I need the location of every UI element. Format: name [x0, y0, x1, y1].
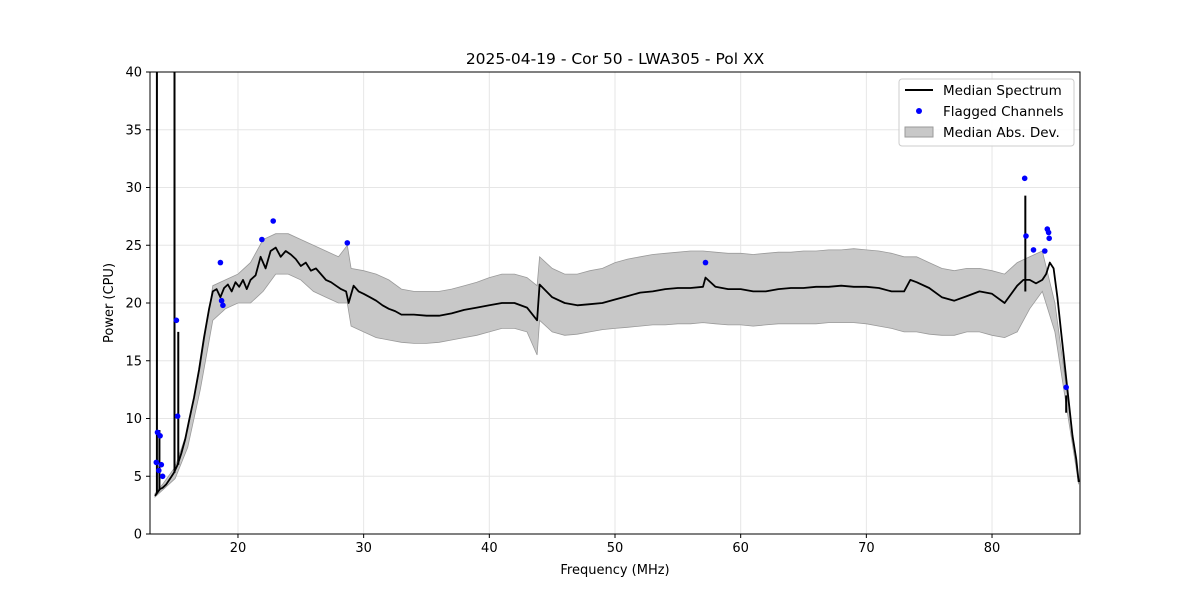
median-line-layer: [154, 72, 1080, 497]
legend-box: [898, 78, 1075, 147]
x-tick-label: 80: [984, 541, 1001, 556]
y-tick-label: 35: [125, 123, 142, 138]
flagged-points-layer: [153, 175, 1069, 480]
flagged-channel-point: [270, 218, 277, 224]
flagged-channel-point: [1030, 247, 1037, 253]
flagged-channel-point: [157, 433, 163, 439]
y-tick-label: 5: [134, 470, 142, 485]
flagged-channel-point: [156, 467, 162, 474]
flagged-channel-point: [1023, 233, 1029, 239]
flagged-channel-point: [158, 461, 165, 468]
legend-flagged-swatch: [916, 108, 922, 114]
flagged-channel-point: [1042, 248, 1048, 254]
y-axis-label: Power (CPU): [102, 263, 117, 343]
y-tick-label: 25: [125, 239, 142, 254]
y-tick-label: 40: [125, 66, 142, 81]
flagged-channel-point: [1063, 384, 1069, 391]
y-tick-label: 0: [134, 528, 142, 543]
y-tick-label: 15: [125, 354, 142, 369]
y-tick-label: 30: [125, 181, 142, 196]
flagged-channel-point: [702, 259, 709, 266]
legend-label-median: Median Spectrum: [943, 83, 1062, 99]
flagged-channel-point: [174, 413, 181, 420]
median-spectrum-line: [154, 246, 1080, 497]
flagged-channel-point: [153, 459, 160, 466]
flagged-channel-point: [1021, 175, 1028, 182]
flagged-channel-point: [173, 317, 180, 324]
flagged-channel-point: [220, 302, 226, 309]
mad-band-layer: [154, 233, 1080, 498]
x-tick-label: 70: [858, 541, 875, 556]
flagged-channel-point: [218, 297, 225, 304]
chart-title: 2025-04-19 - Cor 50 - LWA305 - Pol XX: [466, 50, 765, 68]
flagged-channel-point: [159, 473, 166, 480]
x-tick-label: 60: [732, 541, 749, 556]
flagged-channel-point: [217, 259, 224, 266]
x-tick-label: 20: [230, 541, 247, 556]
x-tick-label: 40: [481, 541, 498, 556]
legend-mad-swatch: [904, 126, 934, 138]
y-tick-label: 10: [125, 412, 142, 427]
mad-band: [154, 233, 1080, 498]
x-axis-label: Frequency (MHz): [560, 563, 669, 578]
legend-label-flagged: Flagged Channels: [943, 104, 1064, 120]
flagged-channel-point: [1046, 235, 1052, 242]
x-tick-label: 30: [355, 541, 372, 556]
y-tick-label: 20: [125, 297, 142, 312]
x-tick-label: 50: [607, 541, 624, 556]
flagged-channel-point: [1045, 229, 1052, 236]
legend: Median Spectrum Flagged Channels Median …: [898, 78, 1075, 147]
legend-label-mad: Median Abs. Dev.: [943, 125, 1060, 141]
flagged-channel-point: [344, 240, 351, 246]
ticks-layer: 20 30 40 50 60 70 80 0 5 10 15 20 25 30 35 40: [125, 66, 1000, 557]
flagged-channel-point: [259, 236, 265, 243]
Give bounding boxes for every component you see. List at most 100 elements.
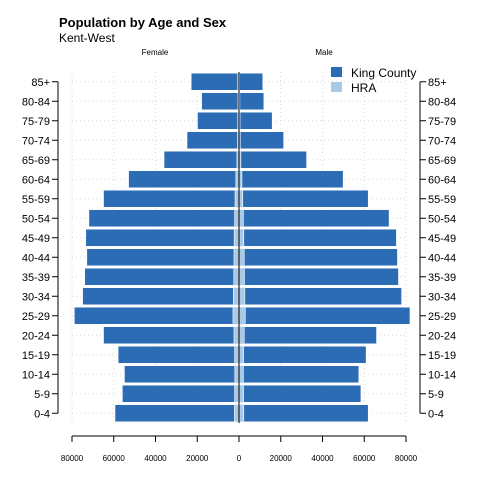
- legend-label-hra: HRA: [351, 81, 376, 95]
- age-label-right: 50-54: [428, 213, 456, 225]
- bar-female-hra: [234, 209, 240, 228]
- legend-swatch-hra: [331, 82, 342, 92]
- bar-male-hra: [238, 345, 244, 364]
- age-label-right: 70-74: [428, 135, 456, 147]
- age-label-left: 30-34: [22, 291, 50, 303]
- age-label-right: 20-24: [428, 330, 456, 342]
- bar-female-king-county: [84, 267, 240, 287]
- age-label-right: 65-69: [428, 155, 456, 167]
- bar-female-hra: [233, 287, 240, 306]
- x-tick-label: 40000: [144, 454, 167, 463]
- bar-male-hra: [238, 267, 245, 286]
- bar-male-hra: [238, 228, 245, 247]
- bar-male-hra: [238, 306, 246, 325]
- bar-male-king-county: [238, 91, 265, 111]
- age-label-left: 45-49: [22, 233, 50, 245]
- bar-male-king-county: [238, 150, 308, 170]
- bar-female-king-county: [186, 130, 240, 150]
- bar-female-king-county: [88, 208, 240, 228]
- age-label-left: 50-54: [22, 213, 50, 225]
- bar-female-hra: [234, 365, 240, 384]
- x-tick-label: 0: [237, 454, 242, 463]
- bar-female-king-county: [102, 325, 240, 345]
- bar-male-hra: [238, 326, 245, 345]
- bar-male-king-county: [238, 306, 411, 326]
- bar-male-king-county: [238, 384, 362, 404]
- bar-male-king-county: [238, 247, 399, 267]
- bar-male-hra: [238, 384, 244, 403]
- bar-female-king-county: [102, 189, 240, 209]
- bar-male-hra: [238, 404, 245, 423]
- bar-female-king-county: [196, 111, 240, 131]
- age-label-left: 15-19: [22, 350, 50, 362]
- bar-female-king-county: [190, 72, 240, 92]
- age-label-right: 75-79: [428, 116, 456, 128]
- age-label-right: 40-44: [428, 252, 456, 264]
- bar-male-hra: [238, 248, 245, 267]
- bar-male-king-county: [238, 169, 344, 189]
- age-label-right: 10-14: [428, 369, 456, 381]
- bar-female-king-county: [85, 228, 240, 248]
- bar-female-king-county: [127, 169, 240, 189]
- chart-subtitle: Kent-West: [59, 31, 115, 45]
- bar-female-king-county: [81, 286, 240, 306]
- age-label-left: 5-9: [34, 389, 50, 401]
- bar-female-king-county: [114, 403, 240, 423]
- age-label-right: 45-49: [428, 233, 456, 245]
- x-tick-label: 40000: [311, 454, 334, 463]
- bar-male-king-county: [238, 325, 378, 345]
- chart-title: Population by Age and Sex: [59, 15, 227, 30]
- bar-female-hra: [233, 326, 240, 345]
- bar-female-king-county: [121, 384, 240, 404]
- x-tick-label: 80000: [61, 454, 84, 463]
- bar-male-hra: [238, 189, 244, 208]
- bar-male-king-county: [238, 364, 360, 384]
- bar-male-king-county: [238, 189, 369, 209]
- bar-male-king-county: [238, 208, 390, 228]
- axes: 0-4 0-4 5-9 5-9 10-14 10-14 15-19 15-19 20-24 20-…: [22, 77, 456, 463]
- age-label-left: 40-44: [22, 252, 50, 264]
- bar-female-hra: [234, 345, 240, 364]
- x-tick-label: 60000: [103, 454, 126, 463]
- bar-female-king-county: [86, 247, 240, 267]
- age-label-right: 60-64: [428, 174, 456, 186]
- age-label-left: 55-59: [22, 194, 50, 206]
- age-label-left: 60-64: [22, 174, 50, 186]
- bar-male-king-county: [238, 228, 398, 248]
- age-label-right: 15-19: [428, 350, 456, 362]
- age-label-left: 35-39: [22, 272, 50, 284]
- bar-female-hra: [232, 306, 240, 325]
- x-tick-label: 20000: [186, 454, 209, 463]
- bar-female-hra: [234, 189, 240, 208]
- age-label-left: 65-69: [22, 155, 50, 167]
- bar-female-king-county: [163, 150, 240, 170]
- bar-male-king-county: [238, 72, 264, 92]
- bar-male-hra: [238, 209, 244, 228]
- bar-male-hra: [238, 365, 244, 384]
- x-tick-label: 80000: [395, 454, 418, 463]
- age-label-left: 25-29: [22, 311, 50, 323]
- bar-female-hra: [234, 384, 240, 403]
- age-label-left: 85+: [31, 77, 50, 89]
- bar-male-king-county: [238, 267, 400, 287]
- bar-male-king-county: [238, 403, 369, 423]
- male-side-label: Male: [315, 48, 333, 57]
- bar-female-hra: [233, 248, 240, 267]
- age-label-right: 35-39: [428, 272, 456, 284]
- bar-male-king-county: [238, 130, 285, 150]
- age-label-right: 85+: [428, 77, 447, 89]
- bar-female-king-county: [117, 345, 240, 365]
- age-label-right: 30-34: [428, 291, 456, 303]
- bar-female-king-county: [123, 364, 240, 384]
- bar-female-king-county: [73, 306, 240, 326]
- age-label-right: 0-4: [428, 408, 444, 420]
- age-label-right: 25-29: [428, 311, 456, 323]
- age-label-left: 20-24: [22, 330, 50, 342]
- age-label-left: 10-14: [22, 369, 50, 381]
- age-label-left: 75-79: [22, 116, 50, 128]
- legend-swatch-king-county: [331, 67, 342, 77]
- age-label-left: 0-4: [34, 408, 50, 420]
- bar-female-hra: [233, 267, 240, 286]
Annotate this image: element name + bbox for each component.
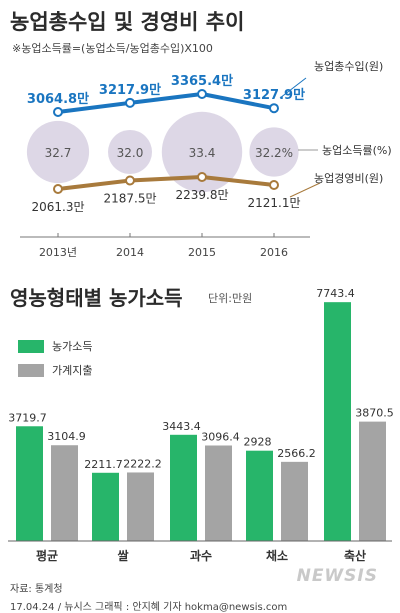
- rate-circle: [26, 120, 90, 184]
- cost-line: [57, 175, 275, 191]
- cost-point: [197, 172, 207, 182]
- credit-note: 17.04.24 / 뉴시스 그래픽 : 안지혜 기자 hokma@newsis…: [10, 602, 288, 613]
- income-point: [269, 103, 279, 114]
- income-bar: [324, 302, 351, 541]
- income-value-label: 3365.4만: [171, 73, 233, 89]
- x-tick-label: 축산: [344, 548, 366, 563]
- legend-label-cost: 농업경영비(원): [314, 172, 383, 185]
- bar-value-label: 3870.5: [355, 407, 394, 420]
- rate-circle: [161, 111, 243, 193]
- cost-point: [53, 184, 63, 194]
- legend-label-income: 농가소득: [52, 340, 93, 353]
- legend-leader-cost: [289, 182, 321, 198]
- x-tick-label: 채소: [266, 548, 288, 563]
- spending-bar: [359, 421, 386, 541]
- bar-value-label: 2928: [244, 436, 272, 449]
- income-bar: [92, 472, 119, 541]
- income-value-label: 3064.8만: [27, 91, 89, 107]
- bar-chart-title: 영농형태별 농가소득: [10, 286, 183, 310]
- bar-value-label: 3104.9: [47, 430, 86, 443]
- line-chart: 32.7 32.0 33.4 32.2% 3064.8만 3217.9만 3365.4만 31…: [20, 60, 392, 259]
- x-tick-label: 평균: [36, 549, 58, 563]
- rate-value-label: 32.0: [117, 146, 144, 160]
- cost-point: [269, 179, 279, 190]
- spending-bar: [281, 461, 308, 541]
- bar-value-label: 3443.4: [162, 420, 201, 433]
- bar-value-label: 3096.4: [201, 430, 240, 443]
- cost-value-label: 2121.1만: [247, 196, 300, 210]
- legend-item-spending: 가계지출: [18, 362, 92, 378]
- x-tick-label: 2013년: [39, 246, 77, 259]
- bar-value-label: 3719.7: [8, 411, 47, 424]
- spending-bar: [127, 472, 154, 541]
- legend-swatch-spending: [18, 363, 44, 377]
- rate-value-label: 32.2%: [255, 146, 293, 160]
- bar-value-label: 7743.4: [316, 287, 355, 300]
- income-bar: [16, 426, 43, 541]
- source-note: 자료: 통계청: [10, 584, 63, 595]
- rate-value-label: 32.7: [45, 146, 72, 160]
- spending-bar: [205, 445, 232, 541]
- watermark: NEWSIS: [296, 566, 378, 586]
- spending-bar: [51, 445, 78, 541]
- x-tick-label: 2014: [116, 246, 144, 259]
- cost-value-label: 2061.3만: [31, 200, 84, 214]
- income-bar: [170, 434, 197, 541]
- income-point: [197, 89, 207, 99]
- x-tick-label: 2016: [260, 246, 288, 259]
- chart-title: 농업총수입 및 경영비 추이: [10, 10, 245, 34]
- x-tick-label: 과수: [190, 548, 212, 563]
- bar-value-label: 2222.2: [123, 457, 162, 470]
- income-point: [125, 97, 135, 108]
- cost-value-label: 2187.5만: [103, 192, 156, 206]
- rate-value-label: 33.4: [189, 146, 216, 160]
- legend-label-income-total: 농업총수입(원): [314, 60, 383, 73]
- x-tick-label: 쌀: [117, 549, 128, 563]
- income-line: [57, 92, 275, 114]
- income-bar: [246, 450, 273, 541]
- cost-value-label: 2239.8만: [175, 188, 228, 202]
- legend-leader-income: [279, 77, 307, 99]
- bar-value-label: 2211.7: [84, 458, 123, 471]
- legend-swatch-income: [18, 339, 44, 353]
- income-value-label: 3217.9만: [99, 82, 161, 98]
- bar-value-label: 2566.2: [277, 447, 316, 460]
- legend-item-income: 농가소득: [18, 338, 92, 354]
- formula-note: ※농업소득률=(농업소득/농업총수입)X100: [12, 42, 213, 55]
- legend-label-spending: 가계지출: [52, 364, 93, 377]
- cost-point: [125, 175, 135, 186]
- rate-circle: [249, 127, 299, 177]
- rate-circle: [108, 130, 152, 174]
- unit-label: 단위:만원: [208, 292, 253, 305]
- income-value-label: 3127.9만: [243, 87, 305, 103]
- legend-label-rate: 농업소득률(%): [322, 144, 392, 157]
- x-tick-label: 2015: [188, 246, 216, 259]
- income-point: [53, 107, 63, 117]
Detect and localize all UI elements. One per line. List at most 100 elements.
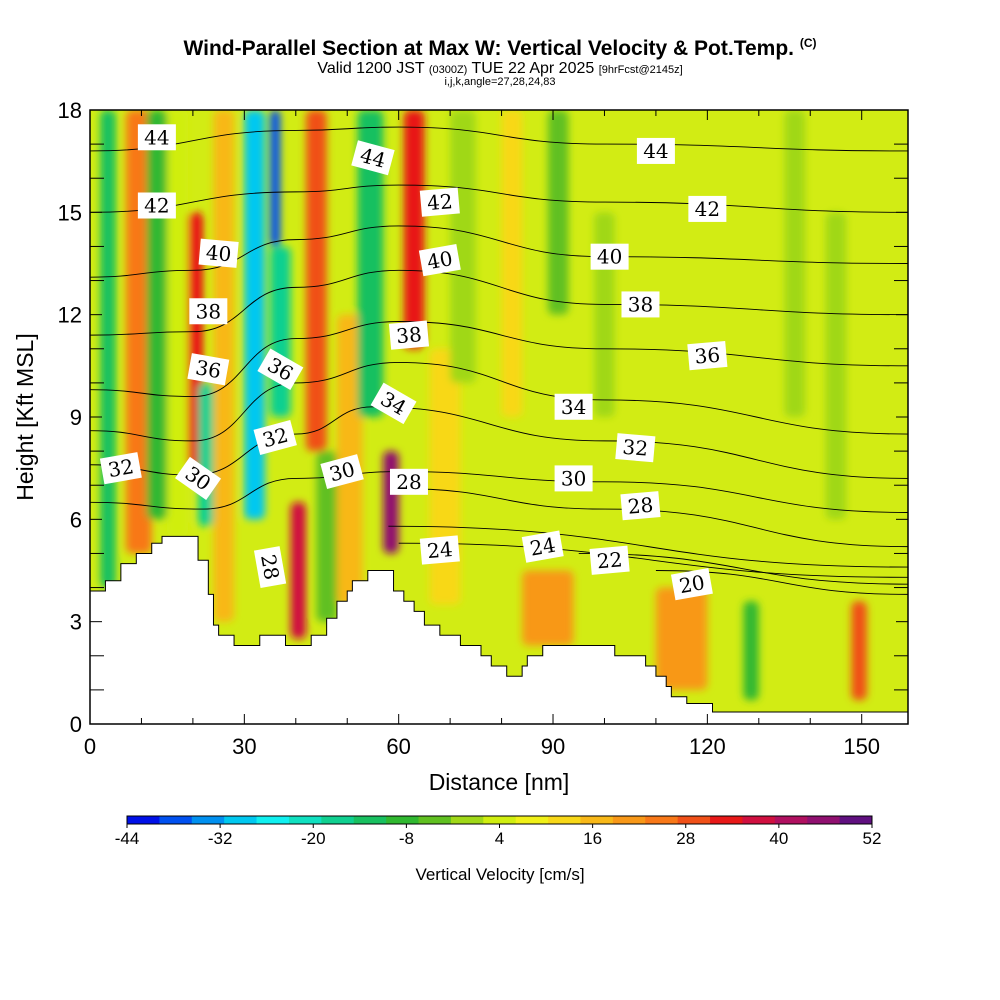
colorbar-swatch xyxy=(515,816,549,824)
contour-label: 24 xyxy=(419,535,460,565)
isentrope-42 xyxy=(90,184,908,213)
contour-label-text: 30 xyxy=(561,466,586,490)
velocity-band xyxy=(450,110,476,383)
x-tick-label: 90 xyxy=(541,734,565,759)
velocity-band xyxy=(270,246,291,417)
contour-label: 36 xyxy=(187,353,230,386)
colorbar-tick-label: 28 xyxy=(676,829,695,848)
valid-forecast: [9hrFcst@2145z] xyxy=(598,64,683,76)
colorbar-swatch xyxy=(612,816,646,824)
contour-label: 42 xyxy=(419,187,460,217)
terrain-mask xyxy=(89,535,909,725)
velocity-band xyxy=(522,570,574,646)
isentrope-38 xyxy=(90,269,908,336)
colorbar-tick-label: -32 xyxy=(208,829,233,848)
contour-label-text: 38 xyxy=(628,292,653,316)
colorbar-tick-label: 4 xyxy=(495,829,504,848)
contour-label-text: 36 xyxy=(694,343,721,369)
contour-label: 32 xyxy=(99,452,142,485)
contour-label: 40 xyxy=(590,243,629,270)
contour-label: 34 xyxy=(554,393,593,420)
contour-label-text: 40 xyxy=(597,245,622,269)
colorbar-swatch xyxy=(483,816,517,824)
velocity-band xyxy=(244,110,265,520)
contour-label-text: 28 xyxy=(396,470,421,494)
velocity-band xyxy=(306,110,327,452)
contour-label: 30 xyxy=(554,465,593,492)
contour-label: 44 xyxy=(636,137,675,164)
contour-label-text: 28 xyxy=(627,493,654,519)
y-tick-label: 0 xyxy=(70,712,82,737)
colorbar-tick-label: -20 xyxy=(301,829,326,848)
x-axis-label: Distance [nm] xyxy=(429,769,570,795)
velocity-band xyxy=(290,502,307,639)
colorbar-tick-label: 16 xyxy=(583,829,602,848)
isentrope-24 xyxy=(398,542,908,578)
colorbar-tick-label: -8 xyxy=(399,829,414,848)
colorbar-swatch xyxy=(159,816,193,824)
isentrope-26 xyxy=(388,525,908,568)
isentrope-34 xyxy=(90,361,908,442)
colorbar-swatch xyxy=(645,816,679,824)
chart-grid-indices: i,j,k,angle=27,28,24,83 xyxy=(444,76,556,88)
contour-label-text: 44 xyxy=(144,125,169,149)
contour-label: 40 xyxy=(198,238,239,268)
velocity-band xyxy=(146,110,168,520)
contour-label: 30 xyxy=(320,454,364,490)
contour-label-text: 20 xyxy=(677,570,706,598)
contour-label: 28 xyxy=(389,468,428,495)
contour-label: 20 xyxy=(670,568,713,601)
contour-label-text: 44 xyxy=(643,139,668,163)
y-tick-label: 9 xyxy=(70,405,82,430)
colorbar-swatch xyxy=(386,816,420,824)
contour-label: 28 xyxy=(253,546,287,589)
velocity-band xyxy=(316,451,337,622)
contour-label-text: 38 xyxy=(196,299,221,323)
colorbar-swatch xyxy=(450,816,484,824)
contour-label-text: 42 xyxy=(695,197,720,221)
colorbar-swatch xyxy=(321,816,355,824)
valid-prefix: Valid 1200 JST xyxy=(317,60,425,77)
x-tick-label: 120 xyxy=(689,734,726,759)
y-tick-label: 6 xyxy=(70,507,82,532)
colorbar-swatch xyxy=(548,816,581,824)
colorbar-swatch xyxy=(710,816,743,824)
contour-label-text: 32 xyxy=(622,435,649,461)
velocity-band xyxy=(383,451,399,554)
colorbar-swatch xyxy=(191,816,225,824)
contour-label: 38 xyxy=(388,320,430,350)
colorbar-tick-label: 40 xyxy=(769,829,788,848)
isentrope-44 xyxy=(90,126,908,152)
chart-title-text: Wind-Parallel Section at Max W: Vertical… xyxy=(183,37,794,60)
title-copyright-mark: (C) xyxy=(799,36,817,50)
valid-zulu: (0300Z) xyxy=(428,64,468,76)
colorbar-tick-label: -44 xyxy=(115,829,140,848)
velocity-band xyxy=(594,212,615,417)
contour-label: 22 xyxy=(589,545,630,575)
contour-label: 24 xyxy=(521,530,564,563)
contour-label-text: 42 xyxy=(144,194,169,218)
velocity-band xyxy=(198,382,214,527)
velocity-band xyxy=(270,110,281,247)
contour-label-text: 22 xyxy=(596,547,623,573)
contour-label-text: 24 xyxy=(528,533,557,561)
contour-label-text: 34 xyxy=(561,395,586,419)
contour-label: 44 xyxy=(351,140,395,176)
contour-label: 38 xyxy=(189,298,228,325)
y-axis-label: Height [Kft MSL] xyxy=(12,333,38,500)
contour-label: 32 xyxy=(615,433,656,463)
colorbar-swatch xyxy=(580,816,614,824)
colorbar-swatch xyxy=(127,816,160,824)
y-tick-label: 3 xyxy=(70,610,82,635)
colorbar-swatch xyxy=(839,816,873,824)
velocity-band xyxy=(825,212,847,520)
velocity-band xyxy=(501,110,523,417)
colorbar-swatch xyxy=(742,816,776,824)
valid-date: TUE 22 Apr 2025 xyxy=(471,60,595,77)
velocity-band xyxy=(851,601,867,701)
contour-label: 42 xyxy=(137,192,176,219)
contour-label: 32 xyxy=(253,419,297,455)
contour-label: 28 xyxy=(620,491,661,521)
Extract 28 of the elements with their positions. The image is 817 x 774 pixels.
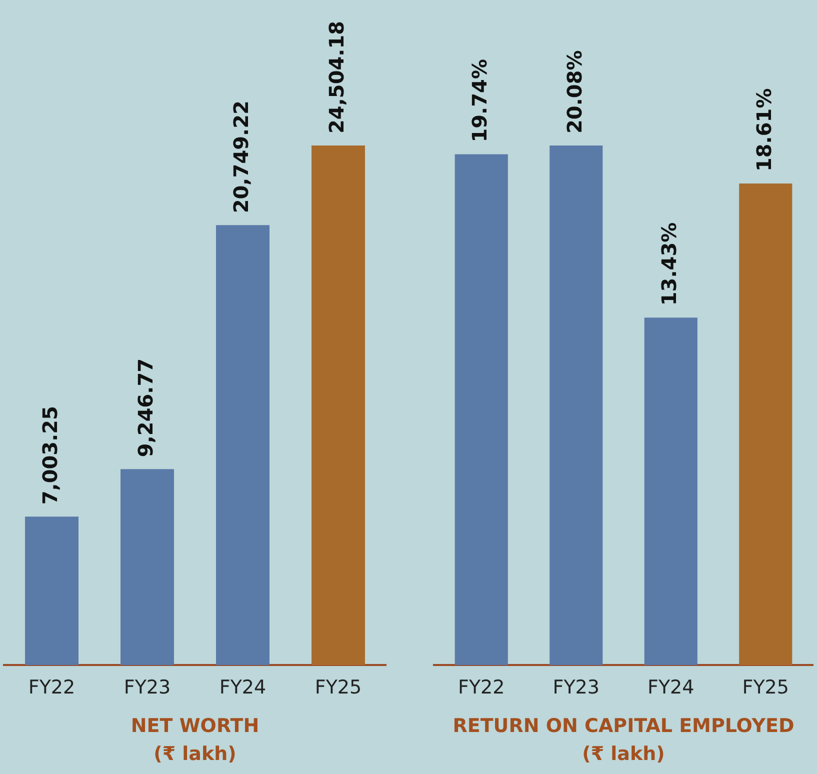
data-label: 18.61% (752, 88, 776, 172)
text: NET WORTH (130, 714, 260, 739)
x-tick-label: FY23 (552, 676, 600, 699)
bar (550, 146, 603, 666)
x-tick-label: FY22 (458, 676, 505, 699)
bar (25, 516, 78, 666)
x-tick-label: FY24 (219, 676, 266, 699)
text: (₹ lakh) (581, 742, 666, 767)
x-tick-label: FY23 (124, 676, 171, 699)
data-label: 9,246.77 (133, 358, 158, 458)
x-tick-label: FY24 (648, 676, 694, 699)
bar (739, 184, 792, 666)
bar (454, 154, 508, 666)
x-tick-label: FY22 (28, 676, 76, 699)
data-label: 19.74% (468, 59, 492, 142)
data-label: 7,003.25 (38, 406, 62, 505)
bar (312, 146, 365, 666)
bar (216, 225, 270, 666)
text: (₹ lakh) (152, 742, 238, 767)
x-tick-label: FY25 (314, 676, 362, 699)
text: RETURN ON CAPITAL EMPLOYED (452, 714, 796, 739)
bar (120, 469, 174, 666)
x-tick-label: FY25 (742, 676, 789, 699)
bar (644, 318, 698, 666)
data-label: 13.43% (657, 222, 682, 306)
data-label: 20,749.22 (228, 100, 253, 214)
data-label: 20.08% (562, 50, 586, 134)
data-label: 24,504.18 (324, 20, 348, 134)
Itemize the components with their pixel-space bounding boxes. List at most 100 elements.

# [What is expected]
Reproduce the lines of the material unchanged, starting with the line containing "- legend-label-hra: HRA: [351, 81, 376, 95]" and going on through the line containing "- x-tick-label: 40000: [144, 454, 167, 463]", both included.

# [Final result]
- legend-label-hra: HRA: [351, 81, 376, 95]
- age-label-right: 50-54: [428, 213, 456, 225]
- bar-female-hra: [234, 209, 240, 228]
- legend-swatch-hra: [331, 82, 342, 92]
- bar-male-hra: [238, 345, 244, 364]
- age-label-right: 70-74: [428, 135, 456, 147]
- age-label-left: 30-34: [22, 291, 50, 303]
- age-label-right: 20-24: [428, 330, 456, 342]
- bar-female-king-county: [84, 267, 240, 287]
- age-label-right: 65-69: [428, 155, 456, 167]
- bar-female-hra: [233, 287, 240, 306]
- x-tick-label: 40000: [144, 454, 167, 463]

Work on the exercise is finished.